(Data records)
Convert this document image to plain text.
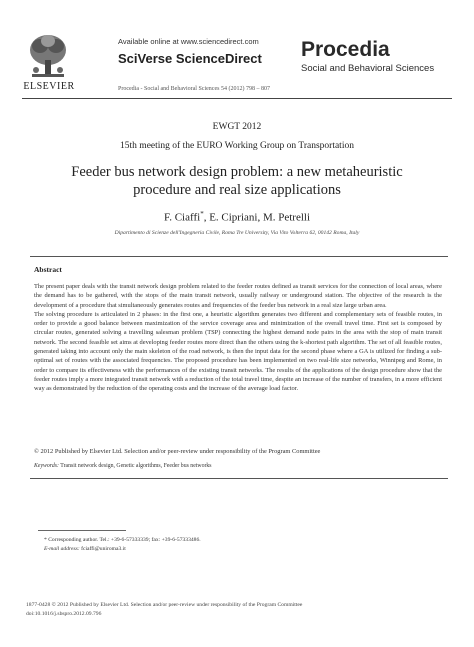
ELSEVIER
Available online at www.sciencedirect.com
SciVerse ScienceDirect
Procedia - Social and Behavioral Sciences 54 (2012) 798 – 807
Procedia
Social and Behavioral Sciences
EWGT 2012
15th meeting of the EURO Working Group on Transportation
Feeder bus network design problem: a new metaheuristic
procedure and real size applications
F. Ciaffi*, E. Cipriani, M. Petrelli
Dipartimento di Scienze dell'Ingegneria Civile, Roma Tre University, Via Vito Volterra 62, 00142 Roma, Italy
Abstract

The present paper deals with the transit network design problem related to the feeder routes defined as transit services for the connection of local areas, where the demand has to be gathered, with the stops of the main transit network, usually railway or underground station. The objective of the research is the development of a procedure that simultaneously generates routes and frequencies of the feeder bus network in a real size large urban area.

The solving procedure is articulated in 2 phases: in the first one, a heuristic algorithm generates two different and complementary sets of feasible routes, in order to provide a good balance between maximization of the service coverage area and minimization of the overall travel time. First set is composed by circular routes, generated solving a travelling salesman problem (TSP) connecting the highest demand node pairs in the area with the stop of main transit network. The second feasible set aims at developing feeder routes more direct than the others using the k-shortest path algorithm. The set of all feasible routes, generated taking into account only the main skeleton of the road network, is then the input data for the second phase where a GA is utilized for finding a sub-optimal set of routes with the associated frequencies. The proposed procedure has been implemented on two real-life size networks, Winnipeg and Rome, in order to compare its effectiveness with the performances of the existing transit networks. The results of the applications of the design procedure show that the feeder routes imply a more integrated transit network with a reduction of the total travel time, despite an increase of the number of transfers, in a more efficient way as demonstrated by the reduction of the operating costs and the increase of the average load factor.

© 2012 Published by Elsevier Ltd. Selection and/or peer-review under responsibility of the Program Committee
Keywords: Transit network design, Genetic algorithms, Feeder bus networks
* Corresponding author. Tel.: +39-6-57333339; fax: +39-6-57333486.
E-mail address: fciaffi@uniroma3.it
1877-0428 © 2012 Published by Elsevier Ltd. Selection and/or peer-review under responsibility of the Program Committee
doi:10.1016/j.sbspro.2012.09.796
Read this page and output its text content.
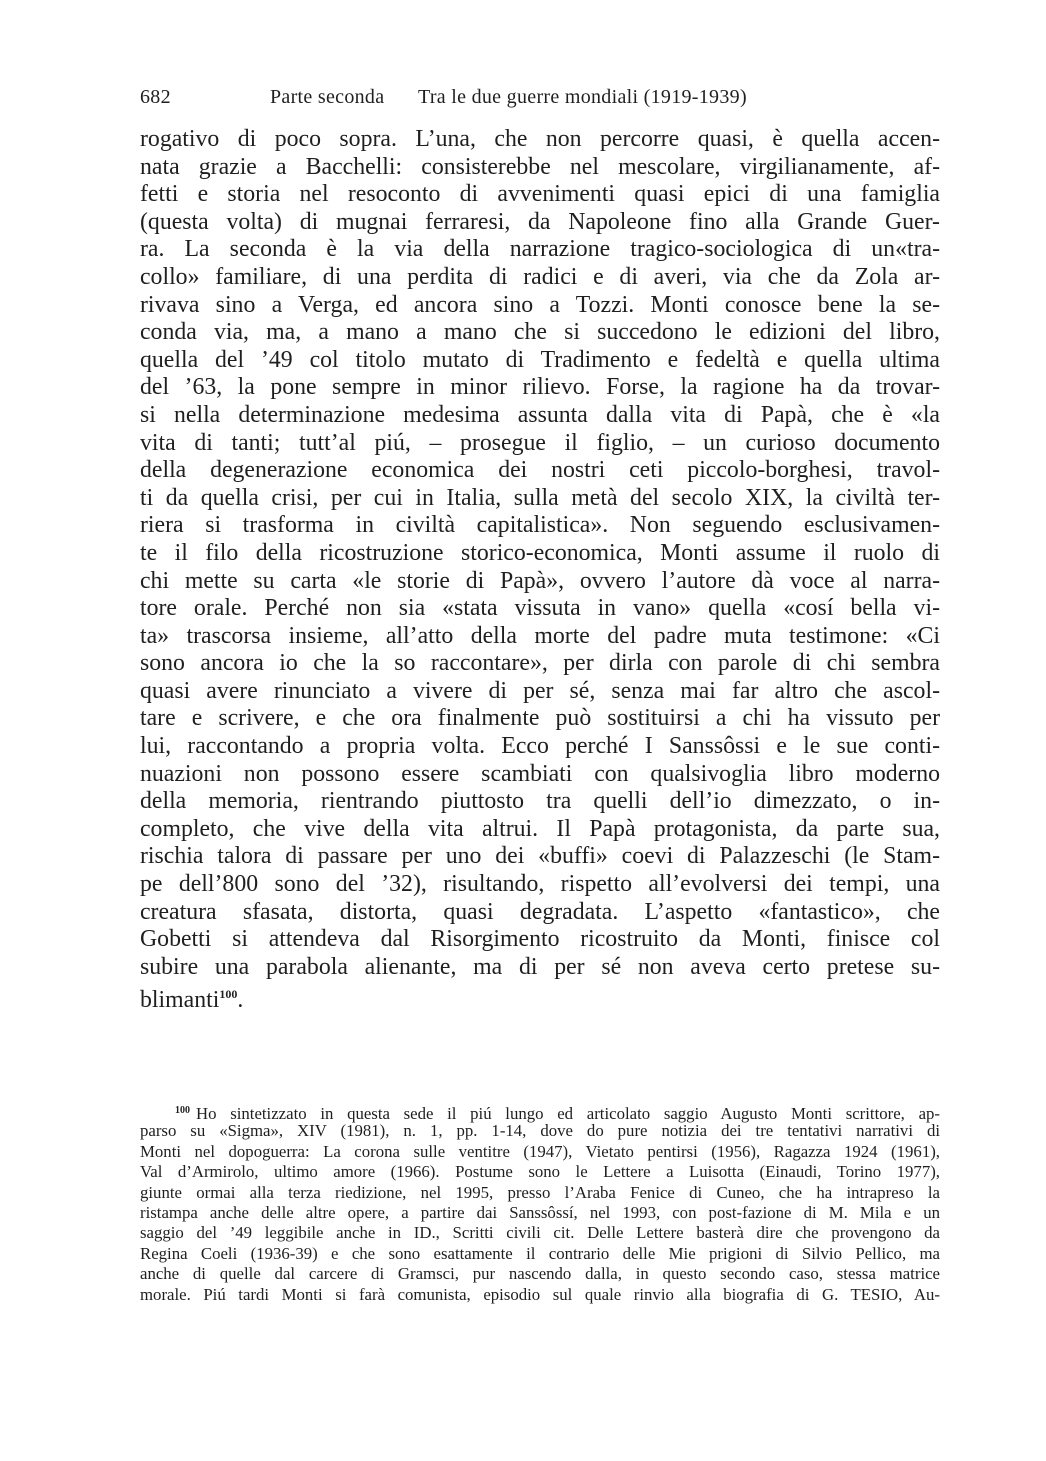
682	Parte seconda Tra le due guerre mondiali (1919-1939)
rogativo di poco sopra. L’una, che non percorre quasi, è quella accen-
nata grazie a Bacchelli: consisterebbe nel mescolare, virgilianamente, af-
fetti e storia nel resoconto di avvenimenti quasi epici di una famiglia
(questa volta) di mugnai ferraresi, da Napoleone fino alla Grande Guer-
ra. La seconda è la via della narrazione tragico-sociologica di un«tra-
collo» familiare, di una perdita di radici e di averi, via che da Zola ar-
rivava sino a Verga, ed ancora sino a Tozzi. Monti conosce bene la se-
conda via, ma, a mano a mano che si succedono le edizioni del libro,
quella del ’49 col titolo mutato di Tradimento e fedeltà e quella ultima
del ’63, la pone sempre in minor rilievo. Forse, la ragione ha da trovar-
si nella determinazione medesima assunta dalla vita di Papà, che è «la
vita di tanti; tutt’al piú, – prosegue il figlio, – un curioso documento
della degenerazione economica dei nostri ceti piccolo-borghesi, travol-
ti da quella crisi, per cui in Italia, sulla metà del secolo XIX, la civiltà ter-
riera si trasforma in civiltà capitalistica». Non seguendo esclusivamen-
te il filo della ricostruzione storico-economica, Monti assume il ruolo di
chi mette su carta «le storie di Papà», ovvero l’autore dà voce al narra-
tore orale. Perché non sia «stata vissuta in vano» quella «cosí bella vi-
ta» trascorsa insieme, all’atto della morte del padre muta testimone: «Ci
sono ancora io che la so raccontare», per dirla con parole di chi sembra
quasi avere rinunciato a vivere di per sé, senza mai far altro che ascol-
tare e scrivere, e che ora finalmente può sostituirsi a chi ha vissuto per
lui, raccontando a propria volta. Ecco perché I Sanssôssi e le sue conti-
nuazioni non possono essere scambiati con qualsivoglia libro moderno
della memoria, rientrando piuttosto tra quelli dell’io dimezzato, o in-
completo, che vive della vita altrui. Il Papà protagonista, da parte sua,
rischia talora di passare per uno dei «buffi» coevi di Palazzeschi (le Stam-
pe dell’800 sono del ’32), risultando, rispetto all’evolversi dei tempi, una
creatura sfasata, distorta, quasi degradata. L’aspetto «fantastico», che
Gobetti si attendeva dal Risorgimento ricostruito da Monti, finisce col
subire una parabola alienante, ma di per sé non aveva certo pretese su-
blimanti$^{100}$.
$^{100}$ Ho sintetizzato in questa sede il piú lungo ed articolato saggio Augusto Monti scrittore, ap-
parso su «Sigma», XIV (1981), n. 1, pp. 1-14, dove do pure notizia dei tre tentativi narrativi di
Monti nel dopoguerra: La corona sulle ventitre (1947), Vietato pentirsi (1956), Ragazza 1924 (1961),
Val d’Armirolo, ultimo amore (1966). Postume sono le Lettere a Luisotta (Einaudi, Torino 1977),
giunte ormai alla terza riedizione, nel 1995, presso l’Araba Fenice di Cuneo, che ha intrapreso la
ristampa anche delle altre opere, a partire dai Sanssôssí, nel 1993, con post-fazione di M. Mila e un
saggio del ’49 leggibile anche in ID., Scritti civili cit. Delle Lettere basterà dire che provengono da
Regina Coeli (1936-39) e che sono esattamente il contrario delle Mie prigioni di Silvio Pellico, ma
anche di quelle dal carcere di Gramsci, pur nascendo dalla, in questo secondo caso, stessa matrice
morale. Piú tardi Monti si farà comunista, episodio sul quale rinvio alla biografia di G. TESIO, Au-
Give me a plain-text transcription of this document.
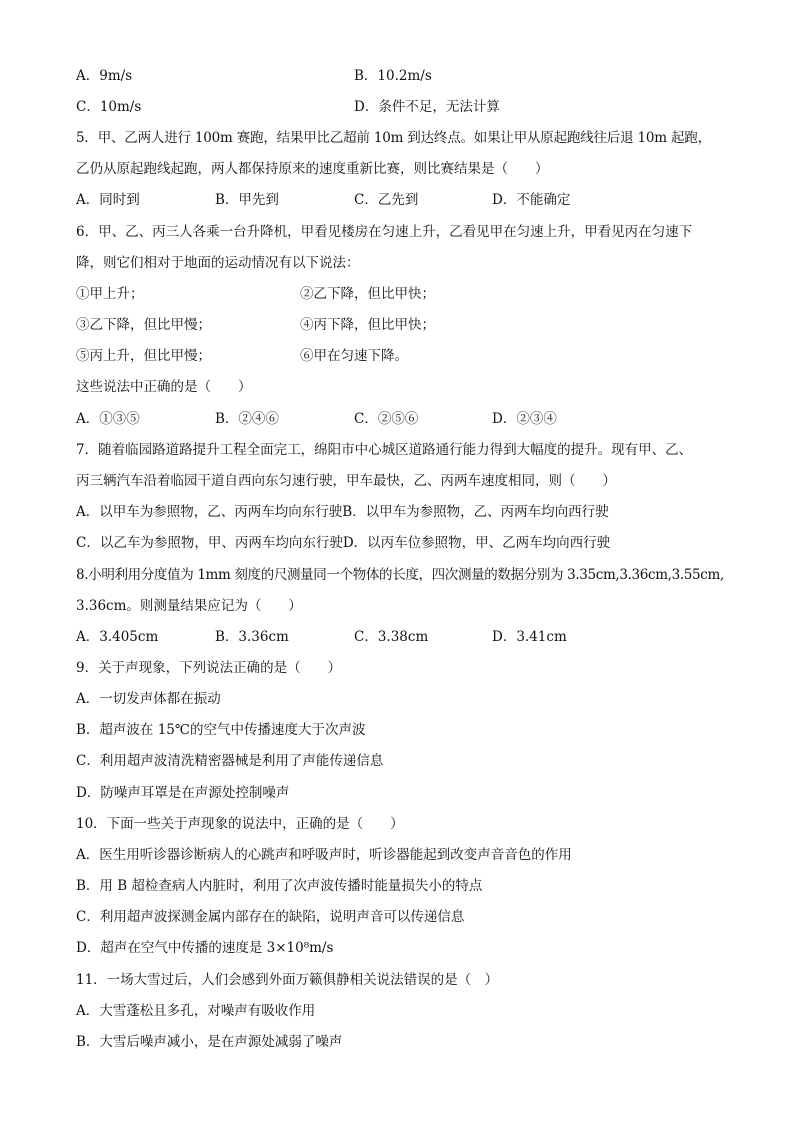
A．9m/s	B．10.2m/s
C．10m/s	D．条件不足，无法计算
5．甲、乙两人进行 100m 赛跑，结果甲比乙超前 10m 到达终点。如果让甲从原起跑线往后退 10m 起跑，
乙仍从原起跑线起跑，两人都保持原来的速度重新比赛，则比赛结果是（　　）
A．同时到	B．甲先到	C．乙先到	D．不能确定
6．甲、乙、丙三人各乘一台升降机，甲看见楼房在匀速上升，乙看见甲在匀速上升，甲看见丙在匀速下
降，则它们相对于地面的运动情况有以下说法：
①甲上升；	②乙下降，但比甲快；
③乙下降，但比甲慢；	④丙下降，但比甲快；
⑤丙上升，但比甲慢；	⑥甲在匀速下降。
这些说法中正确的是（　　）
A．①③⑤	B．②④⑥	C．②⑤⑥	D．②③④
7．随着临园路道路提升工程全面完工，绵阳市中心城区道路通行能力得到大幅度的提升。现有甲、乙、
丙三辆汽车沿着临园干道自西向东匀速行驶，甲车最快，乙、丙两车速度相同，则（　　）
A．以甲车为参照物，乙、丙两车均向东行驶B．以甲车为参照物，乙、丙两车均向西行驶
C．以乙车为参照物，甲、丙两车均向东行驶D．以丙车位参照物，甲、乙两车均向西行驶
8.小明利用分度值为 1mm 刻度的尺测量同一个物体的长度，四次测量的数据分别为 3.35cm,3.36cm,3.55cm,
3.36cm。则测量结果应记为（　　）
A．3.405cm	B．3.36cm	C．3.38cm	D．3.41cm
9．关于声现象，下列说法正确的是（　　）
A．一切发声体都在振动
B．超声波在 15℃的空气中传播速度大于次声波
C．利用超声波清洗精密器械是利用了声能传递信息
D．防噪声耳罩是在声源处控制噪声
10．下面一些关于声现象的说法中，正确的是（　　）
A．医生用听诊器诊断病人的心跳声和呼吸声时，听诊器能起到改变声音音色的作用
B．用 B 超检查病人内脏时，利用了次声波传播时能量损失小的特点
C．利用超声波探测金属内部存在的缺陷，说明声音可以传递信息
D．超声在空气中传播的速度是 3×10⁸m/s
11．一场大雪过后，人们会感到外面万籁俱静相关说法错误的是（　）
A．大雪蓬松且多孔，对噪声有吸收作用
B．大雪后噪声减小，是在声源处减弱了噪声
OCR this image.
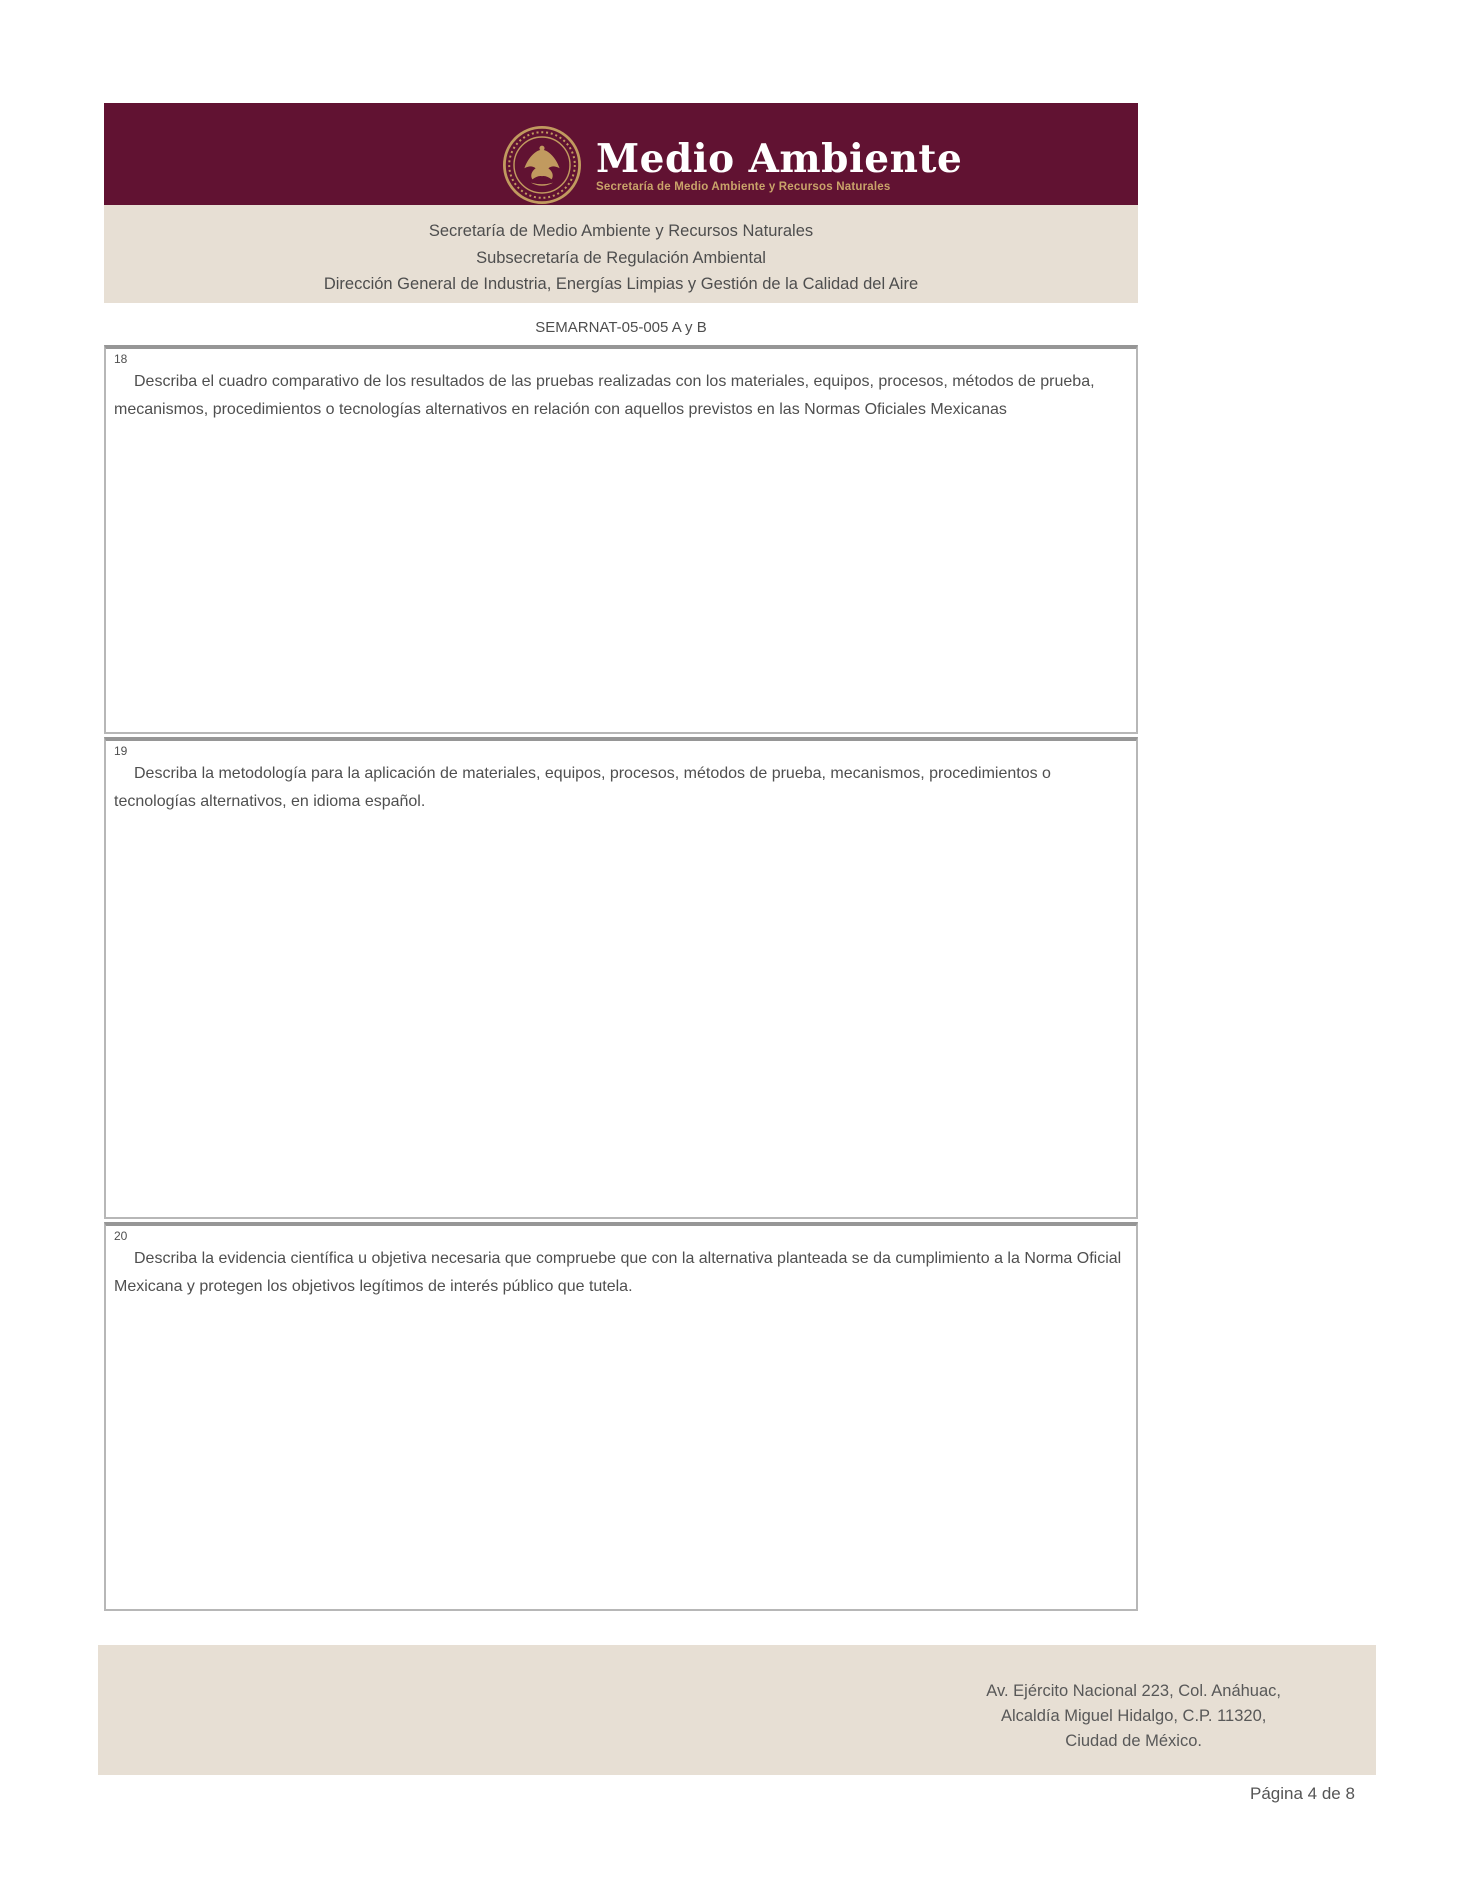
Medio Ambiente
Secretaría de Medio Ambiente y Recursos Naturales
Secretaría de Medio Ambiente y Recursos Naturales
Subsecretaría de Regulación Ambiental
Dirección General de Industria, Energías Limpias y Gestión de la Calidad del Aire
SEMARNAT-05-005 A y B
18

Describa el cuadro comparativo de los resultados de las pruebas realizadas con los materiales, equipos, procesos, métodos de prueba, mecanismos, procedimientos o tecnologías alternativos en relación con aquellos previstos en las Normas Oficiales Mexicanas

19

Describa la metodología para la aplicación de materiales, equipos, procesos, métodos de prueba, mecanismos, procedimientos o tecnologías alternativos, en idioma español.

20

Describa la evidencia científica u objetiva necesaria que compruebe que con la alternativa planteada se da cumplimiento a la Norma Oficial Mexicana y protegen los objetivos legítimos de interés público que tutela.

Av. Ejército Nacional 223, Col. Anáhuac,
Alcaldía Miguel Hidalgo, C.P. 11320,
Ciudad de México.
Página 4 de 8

## EXERCISE REQUIREMENTS
Where does the word "saggio" appear in the listing? List each line that holds it.

## REPLY TO THE TASK
$^{100}$ Ho sintetizzato in questa sede il piú lungo ed articolato saggio Augusto Monti scrittore, ap-
saggio del ’49 leggibile anche in ID., Scritti civili cit. Delle Lettere basterà dire che provengono da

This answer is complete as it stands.